* _Task objective_
Swap "Reply" for "Respond" everywhere in the lines below, leaving all other text the same.

Items from a dataset
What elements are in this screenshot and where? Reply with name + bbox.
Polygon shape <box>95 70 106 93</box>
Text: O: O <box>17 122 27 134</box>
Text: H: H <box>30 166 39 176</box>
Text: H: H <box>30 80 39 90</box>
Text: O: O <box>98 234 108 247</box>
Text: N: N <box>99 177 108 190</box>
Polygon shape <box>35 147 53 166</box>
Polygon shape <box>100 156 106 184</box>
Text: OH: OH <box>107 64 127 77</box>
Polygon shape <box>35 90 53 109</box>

* _Solution to the exercise_
What elements are in this screenshot and where? Respond with name + bbox.
Polygon shape <box>95 70 106 93</box>
Text: O: O <box>17 122 27 134</box>
Text: H: H <box>30 166 39 176</box>
Text: H: H <box>30 80 39 90</box>
Text: O: O <box>98 234 108 247</box>
Text: N: N <box>99 177 108 190</box>
Polygon shape <box>35 147 53 166</box>
Polygon shape <box>100 156 106 184</box>
Text: OH: OH <box>107 64 127 77</box>
Polygon shape <box>35 90 53 109</box>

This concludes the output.